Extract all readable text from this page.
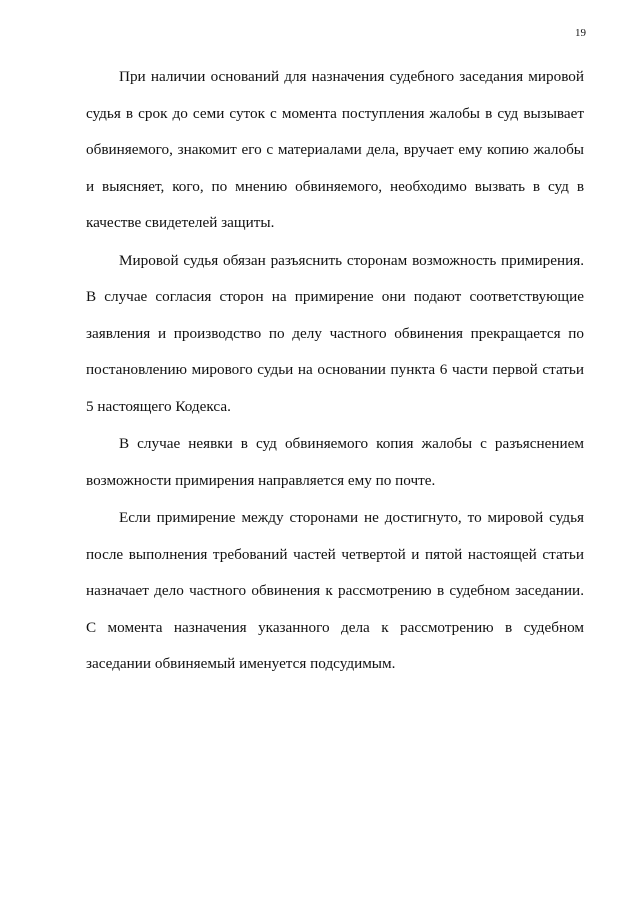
19

При наличии оснований для назначения судебного заседания мировой судья в срок до семи суток с момента поступления жалобы в суд вызывает обвиняемого, знакомит его с материалами дела, вручает ему копию жалобы и выясняет, кого, по мнению обвиняемого, необходимо вызвать в суд в качестве свидетелей защиты.

Мировой судья обязан разъяснить сторонам возможность примирения. В случае согласия сторон на примирение они подают соответствующие заявления и производство по делу частного обвинения прекращается по постановлению мирового судьи на основании пункта 6 части первой статьи 5 настоящего Кодекса.

В случае неявки в суд обвиняемого копия жалобы с разъяснением возможности примирения направляется ему по почте.

Если примирение между сторонами не достигнуто, то мировой судья после выполнения требований частей четвертой и пятой настоящей статьи назначает дело частного обвинения к рассмотрению в судебном заседании. С момента назначения указанного дела к рассмотрению в судебном заседании обвиняемый именуется подсудимым.
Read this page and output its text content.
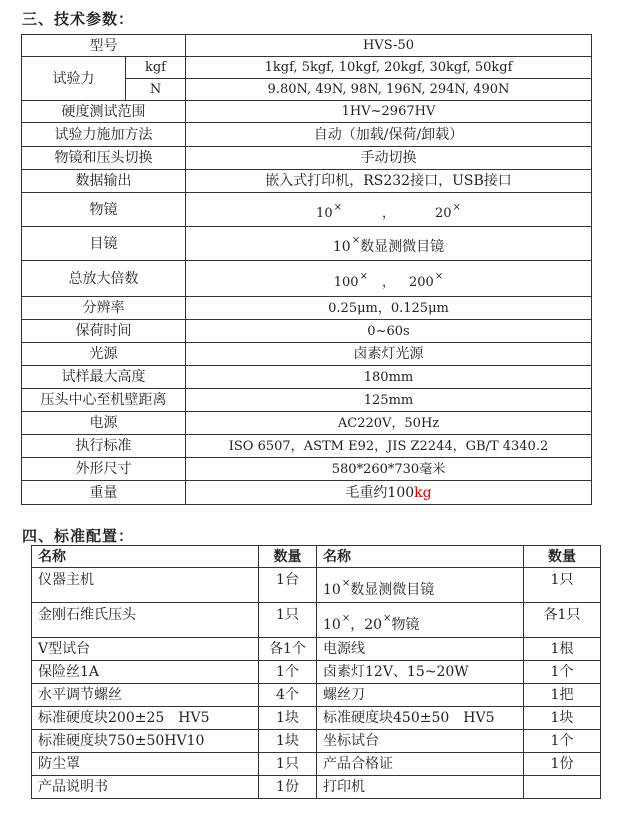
三、技术参数：
型号		HVS-50
试验力	kgf	1kgf, 5kgf, 10kgf, 20kgf, 30kgf, 50kgf
	N	9.80N, 49N, 98N, 196N, 294N, 490N
硬度测试范围		1HV~2967HV
试验力施加方法		自动（加载/保荷/卸载）
物镜和压头切换		手动切换
数据输出		嵌入式打印机，RS232接口，USB接口
物镜		10× ， 20×
目镜		10×数显测微目镜
总放大倍数		100× ， 200×
分辨率		0.25μm，0.125μm
保荷时间		0~60s
光源		卤素灯光源
试样最大高度		180mm
压头中心至机壁距离		125mm
电源		AC220V，50Hz
执行标准		ISO 6507，ASTM E92，JIS Z2244，GB/T 4340.2
外形尺寸		580*260*730毫米
重量		毛重约100kg
四、标准配置：
名称	数量	名称	数量
仪器主机	1台	10×数显测微目镜	1只
金刚石维氏压头	1只	10×，20×物镜	各1只
V型试台	各1个	电源线	1根
保险丝1A	1个	卤素灯12V、15~20W	1个
水平调节螺丝	4个	螺丝刀	1把
标准硬度块200±25　HV5	1块	标准硬度块450±50　HV5	1块
标准硬度块750±50HV10	1块	坐标试台	1个
防尘罩	1只	产品合格证	1份
产品说明书	1份	打印机	
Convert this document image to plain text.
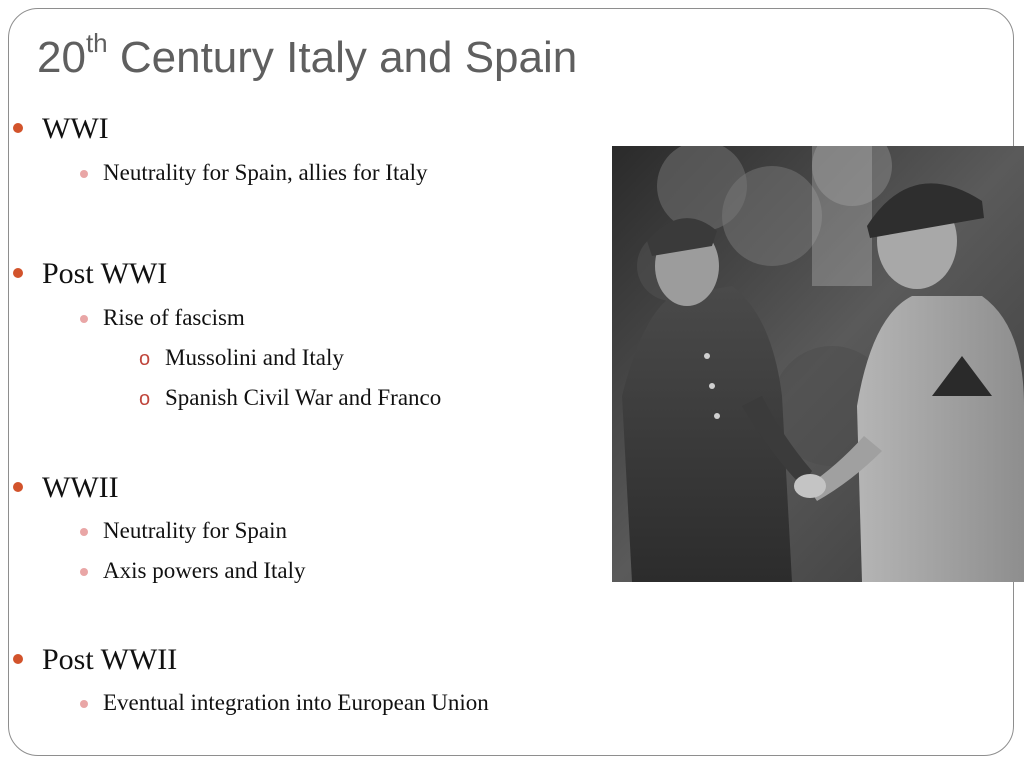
20th Century Italy and Spain
WWI
Neutrality for Spain, allies for Italy
Post WWI
Rise of fascism
o Mussolini and Italy
o Spanish Civil War and Franco
WWII
Neutrality for Spain
Axis powers and Italy
Post WWII
Eventual integration into European Union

· · ·

## TASK INSTRUCTIONS
Copy each line of the records containing the string "page".

## RESPONSE FOR THIS EXERCISE
Extract all readable text from this page.
Read this page and output its text content.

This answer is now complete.